### DIRECTIVE:
Can you retype every one of the records below character for character, keeping each line unchanged?

### GIVEN RECORDS:
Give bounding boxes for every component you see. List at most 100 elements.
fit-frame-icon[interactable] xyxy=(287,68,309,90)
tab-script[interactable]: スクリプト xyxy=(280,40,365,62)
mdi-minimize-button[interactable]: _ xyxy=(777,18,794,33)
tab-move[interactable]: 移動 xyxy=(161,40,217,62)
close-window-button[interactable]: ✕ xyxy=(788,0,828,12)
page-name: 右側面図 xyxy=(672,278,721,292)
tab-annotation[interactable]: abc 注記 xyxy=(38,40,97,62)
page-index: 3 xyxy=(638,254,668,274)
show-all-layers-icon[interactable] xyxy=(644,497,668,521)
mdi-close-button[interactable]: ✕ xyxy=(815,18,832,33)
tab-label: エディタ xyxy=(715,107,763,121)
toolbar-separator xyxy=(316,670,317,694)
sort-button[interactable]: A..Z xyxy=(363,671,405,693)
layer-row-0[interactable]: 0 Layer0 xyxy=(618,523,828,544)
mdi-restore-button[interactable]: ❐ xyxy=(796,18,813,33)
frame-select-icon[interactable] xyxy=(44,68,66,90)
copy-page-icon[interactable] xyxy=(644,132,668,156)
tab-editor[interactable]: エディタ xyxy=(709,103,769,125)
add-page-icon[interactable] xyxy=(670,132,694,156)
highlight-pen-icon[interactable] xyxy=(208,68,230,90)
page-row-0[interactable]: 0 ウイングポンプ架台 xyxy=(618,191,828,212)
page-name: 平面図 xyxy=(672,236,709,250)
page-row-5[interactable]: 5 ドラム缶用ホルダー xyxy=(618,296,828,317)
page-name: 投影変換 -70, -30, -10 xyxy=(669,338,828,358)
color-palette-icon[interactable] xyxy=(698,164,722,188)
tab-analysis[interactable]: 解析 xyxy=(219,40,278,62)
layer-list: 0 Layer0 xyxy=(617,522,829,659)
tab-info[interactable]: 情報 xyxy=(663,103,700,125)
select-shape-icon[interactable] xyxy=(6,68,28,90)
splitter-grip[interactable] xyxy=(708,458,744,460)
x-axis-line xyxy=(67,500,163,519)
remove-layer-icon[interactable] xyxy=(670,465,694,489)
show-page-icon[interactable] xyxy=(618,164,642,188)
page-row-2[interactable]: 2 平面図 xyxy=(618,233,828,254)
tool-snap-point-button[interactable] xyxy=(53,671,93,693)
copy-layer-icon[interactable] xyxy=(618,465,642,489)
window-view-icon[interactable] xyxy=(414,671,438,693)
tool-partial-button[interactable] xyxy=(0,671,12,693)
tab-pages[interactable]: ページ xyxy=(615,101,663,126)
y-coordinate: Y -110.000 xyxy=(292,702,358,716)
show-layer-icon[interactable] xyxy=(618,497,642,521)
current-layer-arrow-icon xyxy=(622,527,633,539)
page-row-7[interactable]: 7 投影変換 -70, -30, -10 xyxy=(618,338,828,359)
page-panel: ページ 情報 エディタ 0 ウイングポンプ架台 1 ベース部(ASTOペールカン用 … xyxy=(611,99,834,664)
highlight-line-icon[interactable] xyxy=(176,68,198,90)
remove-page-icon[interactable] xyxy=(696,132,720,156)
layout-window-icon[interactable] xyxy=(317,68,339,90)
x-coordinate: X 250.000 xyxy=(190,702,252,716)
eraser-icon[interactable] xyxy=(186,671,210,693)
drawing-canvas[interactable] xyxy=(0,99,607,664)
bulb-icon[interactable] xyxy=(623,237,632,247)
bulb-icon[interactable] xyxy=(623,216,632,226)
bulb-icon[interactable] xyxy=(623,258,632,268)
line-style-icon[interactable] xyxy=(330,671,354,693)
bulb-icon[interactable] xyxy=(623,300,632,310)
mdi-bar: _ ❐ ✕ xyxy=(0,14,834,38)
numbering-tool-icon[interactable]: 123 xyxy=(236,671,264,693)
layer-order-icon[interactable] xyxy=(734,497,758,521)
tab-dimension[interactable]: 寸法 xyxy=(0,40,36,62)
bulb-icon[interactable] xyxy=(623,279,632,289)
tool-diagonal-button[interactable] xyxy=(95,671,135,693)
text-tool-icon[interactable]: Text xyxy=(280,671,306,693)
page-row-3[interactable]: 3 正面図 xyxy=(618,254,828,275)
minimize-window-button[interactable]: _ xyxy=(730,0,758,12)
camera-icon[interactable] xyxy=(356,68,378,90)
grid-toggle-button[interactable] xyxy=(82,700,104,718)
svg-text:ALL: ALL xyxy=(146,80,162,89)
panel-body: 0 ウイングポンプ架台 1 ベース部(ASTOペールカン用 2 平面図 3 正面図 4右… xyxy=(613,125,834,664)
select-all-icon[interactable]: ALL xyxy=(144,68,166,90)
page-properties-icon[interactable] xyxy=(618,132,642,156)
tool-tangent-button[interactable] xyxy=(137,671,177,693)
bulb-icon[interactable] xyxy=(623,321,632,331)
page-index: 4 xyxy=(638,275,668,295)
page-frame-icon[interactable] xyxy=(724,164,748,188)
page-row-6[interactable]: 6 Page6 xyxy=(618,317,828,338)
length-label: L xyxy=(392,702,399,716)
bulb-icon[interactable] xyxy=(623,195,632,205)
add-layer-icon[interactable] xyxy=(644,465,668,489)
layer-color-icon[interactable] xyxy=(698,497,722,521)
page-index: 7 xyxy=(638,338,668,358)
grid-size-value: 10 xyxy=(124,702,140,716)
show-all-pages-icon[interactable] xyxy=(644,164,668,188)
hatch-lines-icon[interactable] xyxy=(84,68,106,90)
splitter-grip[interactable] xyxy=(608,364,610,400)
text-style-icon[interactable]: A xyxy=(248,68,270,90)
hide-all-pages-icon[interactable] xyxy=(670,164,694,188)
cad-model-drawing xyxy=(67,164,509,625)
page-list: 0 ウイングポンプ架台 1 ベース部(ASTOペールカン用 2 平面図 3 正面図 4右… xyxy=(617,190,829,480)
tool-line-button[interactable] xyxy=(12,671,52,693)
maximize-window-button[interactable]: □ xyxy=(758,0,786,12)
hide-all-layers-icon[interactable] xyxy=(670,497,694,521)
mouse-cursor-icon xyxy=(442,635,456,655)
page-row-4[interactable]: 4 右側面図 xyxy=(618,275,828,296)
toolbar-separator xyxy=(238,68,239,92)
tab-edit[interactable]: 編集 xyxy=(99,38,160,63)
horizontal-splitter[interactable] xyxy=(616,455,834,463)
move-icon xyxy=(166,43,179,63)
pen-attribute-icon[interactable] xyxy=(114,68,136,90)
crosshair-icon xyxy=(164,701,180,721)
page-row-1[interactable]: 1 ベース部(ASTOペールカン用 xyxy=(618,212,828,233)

### RIGHT ANSWER:
Give bounding boxes for every component you see. List at most 100 elements.
fit-frame-icon[interactable] xyxy=(287,68,309,90)
tab-script[interactable]: スクリプト xyxy=(280,40,365,62)
mdi-minimize-button[interactable]: _ xyxy=(777,18,794,33)
tab-move[interactable]: 移動 xyxy=(161,40,217,62)
close-window-button[interactable]: ✕ xyxy=(788,0,828,12)
page-name: 右側面図 xyxy=(672,278,721,292)
tab-annotation[interactable]: abc 注記 xyxy=(38,40,97,62)
page-index: 3 xyxy=(638,254,668,274)
show-all-layers-icon[interactable] xyxy=(644,497,668,521)
mdi-close-button[interactable]: ✕ xyxy=(815,18,832,33)
tab-label: エディタ xyxy=(715,107,763,121)
toolbar-separator xyxy=(316,670,317,694)
sort-button[interactable]: A..Z xyxy=(363,671,405,693)
layer-row-0[interactable]: 0 Layer0 xyxy=(618,523,828,544)
mdi-restore-button[interactable]: ❐ xyxy=(796,18,813,33)
frame-select-icon[interactable] xyxy=(44,68,66,90)
copy-page-icon[interactable] xyxy=(644,132,668,156)
tab-editor[interactable]: エディタ xyxy=(709,103,769,125)
add-page-icon[interactable] xyxy=(670,132,694,156)
highlight-pen-icon[interactable] xyxy=(208,68,230,90)
page-row-0[interactable]: 0 ウイングポンプ架台 xyxy=(618,191,828,212)
page-name: 平面図 xyxy=(672,236,709,250)
page-row-5[interactable]: 5 ドラム缶用ホルダー xyxy=(618,296,828,317)
page-name: 投影変換 -70, -30, -10 xyxy=(669,338,828,358)
color-palette-icon[interactable] xyxy=(698,164,722,188)
tab-analysis[interactable]: 解析 xyxy=(219,40,278,62)
layer-list: 0 Layer0 xyxy=(617,522,829,659)
tab-info[interactable]: 情報 xyxy=(663,103,700,125)
select-shape-icon[interactable] xyxy=(6,68,28,90)
splitter-grip[interactable] xyxy=(708,458,744,460)
x-axis-line xyxy=(67,500,163,519)
remove-layer-icon[interactable] xyxy=(670,465,694,489)
show-page-icon[interactable] xyxy=(618,164,642,188)
page-row-2[interactable]: 2 平面図 xyxy=(618,233,828,254)
tool-snap-point-button[interactable] xyxy=(53,671,93,693)
copy-layer-icon[interactable] xyxy=(618,465,642,489)
window-view-icon[interactable] xyxy=(414,671,438,693)
tool-partial-button[interactable] xyxy=(0,671,12,693)
tab-pages[interactable]: ページ xyxy=(615,101,663,126)
y-coordinate: Y -110.000 xyxy=(292,702,358,716)
show-layer-icon[interactable] xyxy=(618,497,642,521)
current-layer-arrow-icon xyxy=(622,527,633,539)
page-row-7[interactable]: 7 投影変換 -70, -30, -10 xyxy=(618,338,828,359)
page-panel: ページ 情報 エディタ 0 ウイングポンプ架台 1 ベース部(ASTOペールカン用 … xyxy=(611,99,834,664)
highlight-line-icon[interactable] xyxy=(176,68,198,90)
remove-page-icon[interactable] xyxy=(696,132,720,156)
layout-window-icon[interactable] xyxy=(317,68,339,90)
x-coordinate: X 250.000 xyxy=(190,702,252,716)
eraser-icon[interactable] xyxy=(186,671,210,693)
drawing-canvas[interactable] xyxy=(0,99,607,664)
bulb-icon[interactable] xyxy=(623,237,632,247)
bulb-icon[interactable] xyxy=(623,216,632,226)
bulb-icon[interactable] xyxy=(623,258,632,268)
line-style-icon[interactable] xyxy=(330,671,354,693)
bulb-icon[interactable] xyxy=(623,300,632,310)
mdi-bar: _ ❐ ✕ xyxy=(0,14,834,38)
numbering-tool-icon[interactable]: 123 xyxy=(236,671,264,693)
layer-order-icon[interactable] xyxy=(734,497,758,521)
tab-dimension[interactable]: 寸法 xyxy=(0,40,36,62)
bulb-icon[interactable] xyxy=(623,279,632,289)
tool-diagonal-button[interactable] xyxy=(95,671,135,693)
text-tool-icon[interactable]: Text xyxy=(280,671,306,693)
page-row-3[interactable]: 3 正面図 xyxy=(618,254,828,275)
minimize-window-button[interactable]: _ xyxy=(730,0,758,12)
camera-icon[interactable] xyxy=(356,68,378,90)
grid-toggle-button[interactable] xyxy=(82,700,104,718)
svg-text:ALL: ALL xyxy=(146,80,162,89)
panel-body: 0 ウイングポンプ架台 1 ベース部(ASTOペールカン用 2 平面図 3 正面図 4右… xyxy=(613,125,834,664)
select-all-icon[interactable]: ALL xyxy=(144,68,166,90)
page-properties-icon[interactable] xyxy=(618,132,642,156)
tool-tangent-button[interactable] xyxy=(137,671,177,693)
bulb-icon[interactable] xyxy=(623,321,632,331)
page-index: 4 xyxy=(638,275,668,295)
page-frame-icon[interactable] xyxy=(724,164,748,188)
page-row-6[interactable]: 6 Page6 xyxy=(618,317,828,338)
length-label: L xyxy=(392,702,399,716)
bulb-icon[interactable] xyxy=(623,195,632,205)
add-layer-icon[interactable] xyxy=(644,465,668,489)
layer-color-icon[interactable] xyxy=(698,497,722,521)
page-index: 7 xyxy=(638,338,668,358)
grid-size-value: 10 xyxy=(124,702,140,716)
show-all-pages-icon[interactable] xyxy=(644,164,668,188)
hatch-lines-icon[interactable] xyxy=(84,68,106,90)
splitter-grip[interactable] xyxy=(608,364,610,400)
text-style-icon[interactable]: A xyxy=(248,68,270,90)
hide-all-pages-icon[interactable] xyxy=(670,164,694,188)
cad-model-drawing xyxy=(67,164,509,625)
page-list: 0 ウイングポンプ架台 1 ベース部(ASTOペールカン用 2 平面図 3 正面図 4右… xyxy=(617,190,829,480)
tool-line-button[interactable] xyxy=(12,671,52,693)
maximize-window-button[interactable]: □ xyxy=(758,0,786,12)
hide-all-layers-icon[interactable] xyxy=(670,497,694,521)
mouse-cursor-icon xyxy=(442,635,456,655)
page-row-4[interactable]: 4 右側面図 xyxy=(618,275,828,296)
toolbar-separator xyxy=(238,68,239,92)
tab-edit[interactable]: 編集 xyxy=(99,38,160,63)
horizontal-splitter[interactable] xyxy=(616,455,834,463)
move-icon xyxy=(166,43,179,63)
pen-attribute-icon[interactable] xyxy=(114,68,136,90)
crosshair-icon xyxy=(164,701,180,721)
page-row-1[interactable]: 1 ベース部(ASTOペールカン用 xyxy=(618,212,828,233)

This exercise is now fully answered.